# Prompt:
Take the entries below and print all of them exactly, please.

— start of Extracted data —

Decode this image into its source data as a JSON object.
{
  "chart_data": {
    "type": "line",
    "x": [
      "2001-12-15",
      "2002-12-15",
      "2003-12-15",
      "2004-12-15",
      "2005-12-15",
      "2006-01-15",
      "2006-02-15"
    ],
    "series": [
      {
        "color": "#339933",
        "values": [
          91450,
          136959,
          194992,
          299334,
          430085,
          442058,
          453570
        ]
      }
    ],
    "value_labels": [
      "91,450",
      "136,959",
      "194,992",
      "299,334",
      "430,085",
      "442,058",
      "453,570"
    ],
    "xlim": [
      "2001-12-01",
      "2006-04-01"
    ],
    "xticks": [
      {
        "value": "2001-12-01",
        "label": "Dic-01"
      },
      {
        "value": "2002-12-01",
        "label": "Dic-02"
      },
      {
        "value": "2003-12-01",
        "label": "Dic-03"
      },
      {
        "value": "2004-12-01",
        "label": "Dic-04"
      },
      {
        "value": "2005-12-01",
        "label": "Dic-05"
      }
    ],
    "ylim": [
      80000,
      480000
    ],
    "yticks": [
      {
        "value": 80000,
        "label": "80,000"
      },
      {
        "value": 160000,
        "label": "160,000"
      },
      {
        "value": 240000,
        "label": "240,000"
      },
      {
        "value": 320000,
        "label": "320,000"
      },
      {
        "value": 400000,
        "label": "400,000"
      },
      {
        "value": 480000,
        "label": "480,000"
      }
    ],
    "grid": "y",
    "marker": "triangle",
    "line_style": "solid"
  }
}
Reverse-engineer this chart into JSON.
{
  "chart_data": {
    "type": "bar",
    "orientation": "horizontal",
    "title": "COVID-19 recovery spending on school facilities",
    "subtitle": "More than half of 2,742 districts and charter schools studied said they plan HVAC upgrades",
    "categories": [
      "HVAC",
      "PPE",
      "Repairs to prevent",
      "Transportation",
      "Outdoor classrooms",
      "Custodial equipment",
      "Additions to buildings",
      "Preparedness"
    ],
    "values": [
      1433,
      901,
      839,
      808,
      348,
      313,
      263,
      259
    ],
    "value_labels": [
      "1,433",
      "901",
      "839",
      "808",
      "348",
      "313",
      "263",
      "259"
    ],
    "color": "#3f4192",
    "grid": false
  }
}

— end of Extracted data —

# Exercise output:
Decode this image into its source data as a JSON object.
{
  "chart_data": {
    "type": "line",
    "x": [
      "2001-12-15",
      "2002-12-15",
      "2003-12-15",
      "2004-12-15",
      "2005-12-15",
      "2006-01-15",
      "2006-02-15"
    ],
    "series": [
      {
        "color": "#339933",
        "values": [
          91450,
          136959,
          194992,
          299334,
          430085,
          442058,
          453570
        ]
      }
    ],
    "value_labels": [
      "91,450",
      "136,959",
      "194,992",
      "299,334",
      "430,085",
      "442,058",
      "453,570"
    ],
    "xlim": [
      "2001-12-01",
      "2006-04-01"
    ],
    "xticks": [
      {
        "value": "2001-12-01",
        "label": "Dic-01"
      },
      {
        "value": "2002-12-01",
        "label": "Dic-02"
      },
      {
        "value": "2003-12-01",
        "label": "Dic-03"
      },
      {
        "value": "2004-12-01",
        "label": "Dic-04"
      },
      {
        "value": "2005-12-01",
        "label": "Dic-05"
      }
    ],
    "ylim": [
      80000,
      480000
    ],
    "yticks": [
      {
        "value": 80000,
        "label": "80,000"
      },
      {
        "value": 160000,
        "label": "160,000"
      },
      {
        "value": 240000,
        "label": "240,000"
      },
      {
        "value": 320000,
        "label": "320,000"
      },
      {
        "value": 400000,
        "label": "400,000"
      },
      {
        "value": 480000,
        "label": "480,000"
      }
    ],
    "grid": "y",
    "marker": "triangle",
    "line_style": "solid"
  }
}
Reverse-engineer this chart into JSON.
{
  "chart_data": {
    "type": "bar",
    "orientation": "horizontal",
    "title": "COVID-19 recovery spending on school facilities",
    "subtitle": "More than half of 2,742 districts and charter schools studied said they plan HVAC upgrades",
    "categories": [
      "HVAC",
      "PPE",
      "Repairs to prevent",
      "Transportation",
      "Outdoor classrooms",
      "Custodial equipment",
      "Additions to buildings",
      "Preparedness"
    ],
    "values": [
      1433,
      901,
      839,
      808,
      348,
      313,
      263,
      259
    ],
    "value_labels": [
      "1,433",
      "901",
      "839",
      "808",
      "348",
      "313",
      "263",
      "259"
    ],
    "color": "#3f4192",
    "grid": false
  }
}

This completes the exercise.